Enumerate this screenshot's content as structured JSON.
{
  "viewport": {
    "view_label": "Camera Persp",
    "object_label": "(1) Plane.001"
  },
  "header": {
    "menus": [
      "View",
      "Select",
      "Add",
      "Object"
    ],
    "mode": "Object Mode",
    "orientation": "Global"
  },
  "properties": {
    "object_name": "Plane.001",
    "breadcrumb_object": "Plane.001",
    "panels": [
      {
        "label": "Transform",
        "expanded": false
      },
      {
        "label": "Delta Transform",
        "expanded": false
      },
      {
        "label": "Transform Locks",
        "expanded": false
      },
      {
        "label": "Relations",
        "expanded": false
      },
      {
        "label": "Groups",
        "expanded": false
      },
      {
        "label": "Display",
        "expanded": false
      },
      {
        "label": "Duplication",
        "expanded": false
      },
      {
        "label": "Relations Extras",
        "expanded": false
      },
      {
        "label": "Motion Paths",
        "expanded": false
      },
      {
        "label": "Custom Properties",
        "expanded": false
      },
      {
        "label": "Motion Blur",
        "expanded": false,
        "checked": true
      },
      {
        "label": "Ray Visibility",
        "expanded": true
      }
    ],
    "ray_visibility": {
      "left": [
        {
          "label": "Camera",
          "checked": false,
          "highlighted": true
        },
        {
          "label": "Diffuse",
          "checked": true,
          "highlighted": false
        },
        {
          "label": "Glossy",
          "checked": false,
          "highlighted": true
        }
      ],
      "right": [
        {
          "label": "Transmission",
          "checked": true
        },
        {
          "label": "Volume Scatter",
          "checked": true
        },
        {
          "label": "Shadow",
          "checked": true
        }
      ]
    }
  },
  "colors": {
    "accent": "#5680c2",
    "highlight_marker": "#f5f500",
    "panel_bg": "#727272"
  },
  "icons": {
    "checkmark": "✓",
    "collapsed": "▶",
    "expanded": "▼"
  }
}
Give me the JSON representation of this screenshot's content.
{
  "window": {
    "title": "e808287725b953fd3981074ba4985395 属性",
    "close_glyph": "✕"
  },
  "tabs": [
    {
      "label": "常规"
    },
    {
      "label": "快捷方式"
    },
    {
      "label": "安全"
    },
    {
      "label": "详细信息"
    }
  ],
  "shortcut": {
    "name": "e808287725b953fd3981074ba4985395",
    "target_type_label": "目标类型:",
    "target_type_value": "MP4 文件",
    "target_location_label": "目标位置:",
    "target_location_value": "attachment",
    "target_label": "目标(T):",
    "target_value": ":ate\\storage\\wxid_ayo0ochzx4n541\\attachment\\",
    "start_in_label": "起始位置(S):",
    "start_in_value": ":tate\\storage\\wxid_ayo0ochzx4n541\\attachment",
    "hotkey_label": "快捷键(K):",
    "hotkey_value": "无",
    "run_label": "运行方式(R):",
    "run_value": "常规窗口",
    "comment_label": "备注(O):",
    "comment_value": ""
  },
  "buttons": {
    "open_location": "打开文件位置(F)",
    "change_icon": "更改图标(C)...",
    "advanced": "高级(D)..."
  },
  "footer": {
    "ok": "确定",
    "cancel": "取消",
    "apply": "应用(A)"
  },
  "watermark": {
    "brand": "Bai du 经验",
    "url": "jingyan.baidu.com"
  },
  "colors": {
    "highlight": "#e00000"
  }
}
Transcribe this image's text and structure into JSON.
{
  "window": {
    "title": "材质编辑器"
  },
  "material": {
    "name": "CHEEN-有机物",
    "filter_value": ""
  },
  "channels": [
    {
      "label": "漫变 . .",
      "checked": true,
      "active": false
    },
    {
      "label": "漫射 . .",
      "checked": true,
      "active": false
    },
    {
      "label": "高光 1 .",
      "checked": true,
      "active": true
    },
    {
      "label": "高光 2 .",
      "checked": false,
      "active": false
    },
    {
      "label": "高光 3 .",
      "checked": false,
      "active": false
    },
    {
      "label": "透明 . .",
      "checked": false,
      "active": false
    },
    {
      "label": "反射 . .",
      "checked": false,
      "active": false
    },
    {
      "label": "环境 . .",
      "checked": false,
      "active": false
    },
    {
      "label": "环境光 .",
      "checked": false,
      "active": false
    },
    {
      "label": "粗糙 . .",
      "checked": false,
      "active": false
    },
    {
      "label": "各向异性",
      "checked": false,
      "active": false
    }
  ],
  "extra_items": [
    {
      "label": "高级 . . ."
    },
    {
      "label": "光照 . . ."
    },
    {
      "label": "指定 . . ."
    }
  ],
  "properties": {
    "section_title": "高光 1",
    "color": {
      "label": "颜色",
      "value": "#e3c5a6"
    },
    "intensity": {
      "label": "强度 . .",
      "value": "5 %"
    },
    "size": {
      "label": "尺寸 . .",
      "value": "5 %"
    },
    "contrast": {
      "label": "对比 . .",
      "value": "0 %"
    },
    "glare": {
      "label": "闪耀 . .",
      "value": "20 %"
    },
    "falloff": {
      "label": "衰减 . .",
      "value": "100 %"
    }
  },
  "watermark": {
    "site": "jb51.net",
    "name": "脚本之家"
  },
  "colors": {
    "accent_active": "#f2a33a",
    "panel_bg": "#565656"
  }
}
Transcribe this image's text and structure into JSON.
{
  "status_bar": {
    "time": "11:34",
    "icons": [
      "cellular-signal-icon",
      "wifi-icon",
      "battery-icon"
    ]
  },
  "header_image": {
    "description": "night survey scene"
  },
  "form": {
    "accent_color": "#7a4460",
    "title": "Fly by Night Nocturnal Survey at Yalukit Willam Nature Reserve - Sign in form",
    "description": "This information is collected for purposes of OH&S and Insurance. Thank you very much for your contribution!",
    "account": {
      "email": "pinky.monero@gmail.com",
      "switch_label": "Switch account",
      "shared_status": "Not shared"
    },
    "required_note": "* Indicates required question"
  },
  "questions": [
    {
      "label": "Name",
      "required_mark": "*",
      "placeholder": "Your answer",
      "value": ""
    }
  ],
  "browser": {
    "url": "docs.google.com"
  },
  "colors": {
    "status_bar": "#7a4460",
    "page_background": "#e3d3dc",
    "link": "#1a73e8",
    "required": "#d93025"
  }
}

◆ SHORT EXERCISE
Write out all the data again, exactly as it appears.

◆ EXERCISE OUTPUT
Enumerate this screenshot's content as structured JSON.
{
  "viewport": {
    "view_label": "Camera Persp",
    "object_label": "(1) Plane.001"
  },
  "header": {
    "menus": [
      "View",
      "Select",
      "Add",
      "Object"
    ],
    "mode": "Object Mode",
    "orientation": "Global"
  },
  "properties": {
    "object_name": "Plane.001",
    "breadcrumb_object": "Plane.001",
    "panels": [
      {
        "label": "Transform",
        "expanded": false
      },
      {
        "label": "Delta Transform",
        "expanded": false
      },
      {
        "label": "Transform Locks",
        "expanded": false
      },
      {
        "label": "Relations",
        "expanded": false
      },
      {
        "label": "Groups",
        "expanded": false
      },
      {
        "label": "Display",
        "expanded": false
      },
      {
        "label": "Duplication",
        "expanded": false
      },
      {
        "label": "Relations Extras",
        "expanded": false
      },
      {
        "label": "Motion Paths",
        "expanded": false
      },
      {
        "label": "Custom Properties",
        "expanded": false
      },
      {
        "label": "Motion Blur",
        "expanded": false,
        "checked": true
      },
      {
        "label": "Ray Visibility",
        "expanded": true
      }
    ],
    "ray_visibility": {
      "left": [
        {
          "label": "Camera",
          "checked": false,
          "highlighted": true
        },
        {
          "label": "Diffuse",
          "checked": true,
          "highlighted": false
        },
        {
          "label": "Glossy",
          "checked": false,
          "highlighted": true
        }
      ],
      "right": [
        {
          "label": "Transmission",
          "checked": true
        },
        {
          "label": "Volume Scatter",
          "checked": true
        },
        {
          "label": "Shadow",
          "checked": true
        }
      ]
    }
  },
  "colors": {
    "accent": "#5680c2",
    "highlight_marker": "#f5f500",
    "panel_bg": "#727272"
  },
  "icons": {
    "checkmark": "✓",
    "collapsed": "▶",
    "expanded": "▼"
  }
}
Give me the JSON representation of this screenshot's content.
{
  "window": {
    "title": "e808287725b953fd3981074ba4985395 属性",
    "close_glyph": "✕"
  },
  "tabs": [
    {
      "label": "常规"
    },
    {
      "label": "快捷方式"
    },
    {
      "label": "安全"
    },
    {
      "label": "详细信息"
    }
  ],
  "shortcut": {
    "name": "e808287725b953fd3981074ba4985395",
    "target_type_label": "目标类型:",
    "target_type_value": "MP4 文件",
    "target_location_label": "目标位置:",
    "target_location_value": "attachment",
    "target_label": "目标(T):",
    "target_value": ":ate\\storage\\wxid_ayo0ochzx4n541\\attachment\\",
    "start_in_label": "起始位置(S):",
    "start_in_value": ":tate\\storage\\wxid_ayo0ochzx4n541\\attachment",
    "hotkey_label": "快捷键(K):",
    "hotkey_value": "无",
    "run_label": "运行方式(R):",
    "run_value": "常规窗口",
    "comment_label": "备注(O):",
    "comment_value": ""
  },
  "buttons": {
    "open_location": "打开文件位置(F)",
    "change_icon": "更改图标(C)...",
    "advanced": "高级(D)..."
  },
  "footer": {
    "ok": "确定",
    "cancel": "取消",
    "apply": "应用(A)"
  },
  "watermark": {
    "brand": "Bai du 经验",
    "url": "jingyan.baidu.com"
  },
  "colors": {
    "highlight": "#e00000"
  }
}
Transcribe this image's text and structure into JSON.
{
  "window": {
    "title": "材质编辑器"
  },
  "material": {
    "name": "CHEEN-有机物",
    "filter_value": ""
  },
  "channels": [
    {
      "label": "漫变 . .",
      "checked": true,
      "active": false
    },
    {
      "label": "漫射 . .",
      "checked": true,
      "active": false
    },
    {
      "label": "高光 1 .",
      "checked": true,
      "active": true
    },
    {
      "label": "高光 2 .",
      "checked": false,
      "active": false
    },
    {
      "label": "高光 3 .",
      "checked": false,
      "active": false
    },
    {
      "label": "透明 . .",
      "checked": false,
      "active": false
    },
    {
      "label": "反射 . .",
      "checked": false,
      "active": false
    },
    {
      "label": "环境 . .",
      "checked": false,
      "active": false
    },
    {
      "label": "环境光 .",
      "checked": false,
      "active": false
    },
    {
      "label": "粗糙 . .",
      "checked": false,
      "active": false
    },
    {
      "label": "各向异性",
      "checked": false,
      "active": false
    }
  ],
  "extra_items": [
    {
      "label": "高级 . . ."
    },
    {
      "label": "光照 . . ."
    },
    {
      "label": "指定 . . ."
    }
  ],
  "properties": {
    "section_title": "高光 1",
    "color": {
      "label": "颜色",
      "value": "#e3c5a6"
    },
    "intensity": {
      "label": "强度 . .",
      "value": "5 %"
    },
    "size": {
      "label": "尺寸 . .",
      "value": "5 %"
    },
    "contrast": {
      "label": "对比 . .",
      "value": "0 %"
    },
    "glare": {
      "label": "闪耀 . .",
      "value": "20 %"
    },
    "falloff": {
      "label": "衰减 . .",
      "value": "100 %"
    }
  },
  "watermark": {
    "site": "jb51.net",
    "name": "脚本之家"
  },
  "colors": {
    "accent_active": "#f2a33a",
    "panel_bg": "#565656"
  }
}
Transcribe this image's text and structure into JSON.
{
  "status_bar": {
    "time": "11:34",
    "icons": [
      "cellular-signal-icon",
      "wifi-icon",
      "battery-icon"
    ]
  },
  "header_image": {
    "description": "night survey scene"
  },
  "form": {
    "accent_color": "#7a4460",
    "title": "Fly by Night Nocturnal Survey at Yalukit Willam Nature Reserve - Sign in form",
    "description": "This information is collected for purposes of OH&S and Insurance. Thank you very much for your contribution!",
    "account": {
      "email": "pinky.monero@gmail.com",
      "switch_label": "Switch account",
      "shared_status": "Not shared"
    },
    "required_note": "* Indicates required question"
  },
  "questions": [
    {
      "label": "Name",
      "required_mark": "*",
      "placeholder": "Your answer",
      "value": ""
    }
  ],
  "browser": {
    "url": "docs.google.com"
  },
  "colors": {
    "status_bar": "#7a4460",
    "page_background": "#e3d3dc",
    "link": "#1a73e8",
    "required": "#d93025"
  }
}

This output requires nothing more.